Write out each line from the data below that includes the word "index".

#### RECORDS SHOWN:
______________________________

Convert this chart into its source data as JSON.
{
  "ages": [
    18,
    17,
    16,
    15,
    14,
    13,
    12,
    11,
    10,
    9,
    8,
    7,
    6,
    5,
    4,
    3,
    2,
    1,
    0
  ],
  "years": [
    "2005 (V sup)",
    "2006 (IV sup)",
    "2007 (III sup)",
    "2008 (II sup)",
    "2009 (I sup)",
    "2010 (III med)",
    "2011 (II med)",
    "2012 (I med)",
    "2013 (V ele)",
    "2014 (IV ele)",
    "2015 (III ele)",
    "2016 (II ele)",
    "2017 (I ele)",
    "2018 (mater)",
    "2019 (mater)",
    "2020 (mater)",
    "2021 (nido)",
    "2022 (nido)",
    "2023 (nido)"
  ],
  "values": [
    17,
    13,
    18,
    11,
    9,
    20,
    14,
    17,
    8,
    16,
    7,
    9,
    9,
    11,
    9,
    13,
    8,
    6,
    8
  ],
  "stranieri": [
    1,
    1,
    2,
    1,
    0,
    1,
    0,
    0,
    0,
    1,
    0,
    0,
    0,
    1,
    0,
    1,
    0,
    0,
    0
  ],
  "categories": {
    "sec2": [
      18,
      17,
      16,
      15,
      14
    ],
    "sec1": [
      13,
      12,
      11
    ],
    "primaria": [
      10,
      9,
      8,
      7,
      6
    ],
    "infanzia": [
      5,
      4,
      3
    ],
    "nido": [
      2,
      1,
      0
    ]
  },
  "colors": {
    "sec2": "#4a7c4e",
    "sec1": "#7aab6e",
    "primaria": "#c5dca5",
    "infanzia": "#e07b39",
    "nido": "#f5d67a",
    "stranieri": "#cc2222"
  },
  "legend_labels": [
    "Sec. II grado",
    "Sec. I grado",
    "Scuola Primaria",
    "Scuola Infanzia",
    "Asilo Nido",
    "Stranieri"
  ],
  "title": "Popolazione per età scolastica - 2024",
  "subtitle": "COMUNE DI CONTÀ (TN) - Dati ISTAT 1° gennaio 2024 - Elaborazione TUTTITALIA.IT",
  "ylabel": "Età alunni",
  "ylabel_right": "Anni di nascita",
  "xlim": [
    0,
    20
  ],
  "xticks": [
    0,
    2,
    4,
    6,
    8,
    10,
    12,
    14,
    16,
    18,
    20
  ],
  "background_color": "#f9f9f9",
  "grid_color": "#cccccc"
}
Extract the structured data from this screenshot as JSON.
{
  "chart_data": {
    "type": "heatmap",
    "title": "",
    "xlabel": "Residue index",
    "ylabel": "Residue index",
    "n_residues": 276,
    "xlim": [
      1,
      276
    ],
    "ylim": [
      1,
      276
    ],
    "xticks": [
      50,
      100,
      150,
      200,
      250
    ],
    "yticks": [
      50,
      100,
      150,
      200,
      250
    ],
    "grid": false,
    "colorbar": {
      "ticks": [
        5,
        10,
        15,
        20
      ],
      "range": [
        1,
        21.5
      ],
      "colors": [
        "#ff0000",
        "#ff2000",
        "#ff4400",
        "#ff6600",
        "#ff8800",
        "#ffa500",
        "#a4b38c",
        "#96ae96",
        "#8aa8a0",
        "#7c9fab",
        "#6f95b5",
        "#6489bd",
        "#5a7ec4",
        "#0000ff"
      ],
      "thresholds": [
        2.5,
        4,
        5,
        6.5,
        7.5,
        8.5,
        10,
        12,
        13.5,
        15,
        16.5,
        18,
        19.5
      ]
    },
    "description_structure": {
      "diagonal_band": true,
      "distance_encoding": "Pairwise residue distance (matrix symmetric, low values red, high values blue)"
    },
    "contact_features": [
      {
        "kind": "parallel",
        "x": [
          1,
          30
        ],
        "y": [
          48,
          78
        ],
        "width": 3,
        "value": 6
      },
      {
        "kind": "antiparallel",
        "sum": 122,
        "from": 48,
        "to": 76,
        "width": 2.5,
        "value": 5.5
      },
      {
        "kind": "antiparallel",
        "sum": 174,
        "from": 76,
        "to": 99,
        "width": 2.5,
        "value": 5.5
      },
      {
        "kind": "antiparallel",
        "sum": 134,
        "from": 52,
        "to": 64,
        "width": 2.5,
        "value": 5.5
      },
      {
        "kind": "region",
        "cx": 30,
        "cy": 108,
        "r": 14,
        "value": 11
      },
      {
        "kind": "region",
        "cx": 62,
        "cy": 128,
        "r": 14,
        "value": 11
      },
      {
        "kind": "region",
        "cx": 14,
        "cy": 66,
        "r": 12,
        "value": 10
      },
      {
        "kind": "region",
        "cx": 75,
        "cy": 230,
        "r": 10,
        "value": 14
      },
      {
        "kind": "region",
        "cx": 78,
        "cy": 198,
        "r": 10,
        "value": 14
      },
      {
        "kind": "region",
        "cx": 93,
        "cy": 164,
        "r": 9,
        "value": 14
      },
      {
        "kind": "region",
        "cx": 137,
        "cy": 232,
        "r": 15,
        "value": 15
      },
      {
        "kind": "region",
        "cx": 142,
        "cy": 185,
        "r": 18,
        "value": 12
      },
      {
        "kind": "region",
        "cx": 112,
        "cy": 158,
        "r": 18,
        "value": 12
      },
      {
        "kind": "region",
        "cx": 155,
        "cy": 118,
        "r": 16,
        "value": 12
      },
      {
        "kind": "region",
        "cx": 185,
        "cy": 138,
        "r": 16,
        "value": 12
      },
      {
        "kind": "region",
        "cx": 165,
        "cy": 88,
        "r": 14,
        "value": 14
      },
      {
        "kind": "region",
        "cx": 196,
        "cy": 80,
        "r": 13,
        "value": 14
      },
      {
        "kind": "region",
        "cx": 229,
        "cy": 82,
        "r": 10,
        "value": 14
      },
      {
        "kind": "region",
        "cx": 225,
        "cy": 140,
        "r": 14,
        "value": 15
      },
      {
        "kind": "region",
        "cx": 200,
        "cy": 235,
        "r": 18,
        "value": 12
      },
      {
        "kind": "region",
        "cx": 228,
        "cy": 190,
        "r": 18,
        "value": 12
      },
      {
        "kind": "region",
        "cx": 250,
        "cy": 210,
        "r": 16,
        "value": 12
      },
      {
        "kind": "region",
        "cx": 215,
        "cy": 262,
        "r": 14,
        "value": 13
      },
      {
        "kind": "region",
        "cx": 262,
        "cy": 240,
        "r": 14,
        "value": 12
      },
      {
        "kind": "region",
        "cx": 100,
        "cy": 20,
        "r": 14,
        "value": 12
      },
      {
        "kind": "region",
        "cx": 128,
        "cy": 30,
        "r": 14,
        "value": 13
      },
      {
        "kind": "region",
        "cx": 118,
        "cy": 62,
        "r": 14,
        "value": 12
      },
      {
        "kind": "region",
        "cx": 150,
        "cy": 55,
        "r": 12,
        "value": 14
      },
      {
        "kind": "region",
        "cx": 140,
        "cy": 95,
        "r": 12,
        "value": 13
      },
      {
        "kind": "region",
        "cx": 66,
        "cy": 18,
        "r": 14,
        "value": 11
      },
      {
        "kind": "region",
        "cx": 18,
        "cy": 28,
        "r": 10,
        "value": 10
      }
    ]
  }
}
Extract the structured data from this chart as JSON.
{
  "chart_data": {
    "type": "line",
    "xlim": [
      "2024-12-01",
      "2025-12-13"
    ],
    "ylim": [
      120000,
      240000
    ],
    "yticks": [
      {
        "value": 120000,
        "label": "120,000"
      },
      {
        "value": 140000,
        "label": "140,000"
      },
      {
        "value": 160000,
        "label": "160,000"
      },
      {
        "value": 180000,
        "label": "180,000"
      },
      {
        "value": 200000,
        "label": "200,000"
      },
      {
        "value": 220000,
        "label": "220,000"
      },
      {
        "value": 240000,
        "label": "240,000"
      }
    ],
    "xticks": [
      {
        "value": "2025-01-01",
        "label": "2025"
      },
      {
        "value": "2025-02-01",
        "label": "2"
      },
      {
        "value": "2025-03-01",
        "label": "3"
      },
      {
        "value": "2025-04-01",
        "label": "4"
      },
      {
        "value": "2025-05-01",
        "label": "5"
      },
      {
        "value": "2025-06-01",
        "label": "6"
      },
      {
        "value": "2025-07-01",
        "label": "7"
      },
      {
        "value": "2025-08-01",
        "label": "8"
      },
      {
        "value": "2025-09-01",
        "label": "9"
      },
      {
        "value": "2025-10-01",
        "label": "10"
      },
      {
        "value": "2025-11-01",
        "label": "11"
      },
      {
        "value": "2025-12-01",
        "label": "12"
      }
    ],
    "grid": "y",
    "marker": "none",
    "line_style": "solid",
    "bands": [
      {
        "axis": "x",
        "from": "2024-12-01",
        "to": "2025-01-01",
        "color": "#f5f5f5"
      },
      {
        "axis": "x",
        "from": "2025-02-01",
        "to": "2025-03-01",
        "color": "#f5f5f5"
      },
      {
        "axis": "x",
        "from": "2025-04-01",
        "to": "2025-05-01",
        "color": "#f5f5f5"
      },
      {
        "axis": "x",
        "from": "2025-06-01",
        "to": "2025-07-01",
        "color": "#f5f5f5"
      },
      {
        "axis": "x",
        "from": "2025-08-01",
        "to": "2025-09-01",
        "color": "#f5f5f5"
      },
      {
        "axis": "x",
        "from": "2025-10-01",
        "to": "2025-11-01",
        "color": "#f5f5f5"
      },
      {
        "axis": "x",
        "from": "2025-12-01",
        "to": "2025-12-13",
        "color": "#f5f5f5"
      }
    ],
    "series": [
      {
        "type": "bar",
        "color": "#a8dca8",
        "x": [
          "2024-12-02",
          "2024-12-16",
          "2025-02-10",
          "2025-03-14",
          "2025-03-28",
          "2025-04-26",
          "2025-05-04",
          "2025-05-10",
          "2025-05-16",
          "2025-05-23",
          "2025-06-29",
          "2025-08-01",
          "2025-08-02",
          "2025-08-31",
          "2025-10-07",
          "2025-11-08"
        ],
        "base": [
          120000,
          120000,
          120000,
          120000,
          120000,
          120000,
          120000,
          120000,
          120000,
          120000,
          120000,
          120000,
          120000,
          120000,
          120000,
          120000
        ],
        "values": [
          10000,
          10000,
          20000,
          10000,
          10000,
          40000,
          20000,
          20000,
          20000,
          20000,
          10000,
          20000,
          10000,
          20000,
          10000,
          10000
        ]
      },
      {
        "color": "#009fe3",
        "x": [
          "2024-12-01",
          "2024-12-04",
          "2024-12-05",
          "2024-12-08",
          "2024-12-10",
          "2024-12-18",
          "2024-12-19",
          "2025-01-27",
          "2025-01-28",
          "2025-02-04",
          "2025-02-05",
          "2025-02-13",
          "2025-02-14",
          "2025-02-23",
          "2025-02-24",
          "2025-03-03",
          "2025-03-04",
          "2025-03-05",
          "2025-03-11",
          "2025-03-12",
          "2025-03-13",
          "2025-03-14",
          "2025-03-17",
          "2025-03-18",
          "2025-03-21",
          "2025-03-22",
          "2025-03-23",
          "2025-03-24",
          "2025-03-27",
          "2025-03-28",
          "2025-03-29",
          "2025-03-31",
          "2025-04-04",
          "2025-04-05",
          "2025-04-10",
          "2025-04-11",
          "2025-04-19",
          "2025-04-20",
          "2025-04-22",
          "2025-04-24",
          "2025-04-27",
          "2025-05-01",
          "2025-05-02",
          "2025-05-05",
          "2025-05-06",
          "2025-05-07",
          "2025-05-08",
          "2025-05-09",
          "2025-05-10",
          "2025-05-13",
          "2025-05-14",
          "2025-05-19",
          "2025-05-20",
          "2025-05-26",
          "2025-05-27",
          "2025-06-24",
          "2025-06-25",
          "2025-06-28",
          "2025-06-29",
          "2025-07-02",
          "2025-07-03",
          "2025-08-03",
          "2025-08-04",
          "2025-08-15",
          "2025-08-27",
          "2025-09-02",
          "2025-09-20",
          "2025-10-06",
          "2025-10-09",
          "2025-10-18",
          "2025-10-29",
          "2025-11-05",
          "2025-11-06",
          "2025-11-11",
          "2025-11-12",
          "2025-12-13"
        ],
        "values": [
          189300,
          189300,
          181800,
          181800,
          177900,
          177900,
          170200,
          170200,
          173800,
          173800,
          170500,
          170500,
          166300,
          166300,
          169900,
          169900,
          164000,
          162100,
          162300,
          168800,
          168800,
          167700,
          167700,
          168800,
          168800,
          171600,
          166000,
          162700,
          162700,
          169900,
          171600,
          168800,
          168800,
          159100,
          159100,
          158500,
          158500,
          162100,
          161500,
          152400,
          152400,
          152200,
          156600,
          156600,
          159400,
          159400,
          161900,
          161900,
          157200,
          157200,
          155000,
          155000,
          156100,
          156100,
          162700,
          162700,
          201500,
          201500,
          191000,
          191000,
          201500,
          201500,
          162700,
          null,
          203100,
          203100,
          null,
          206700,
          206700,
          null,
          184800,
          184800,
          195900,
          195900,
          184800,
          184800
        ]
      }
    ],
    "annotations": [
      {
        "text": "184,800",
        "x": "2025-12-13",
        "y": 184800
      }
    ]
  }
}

______________________________

#### TASK RESULT:
    "xlabel": "Residue index",
    "ylabel": "Residue index",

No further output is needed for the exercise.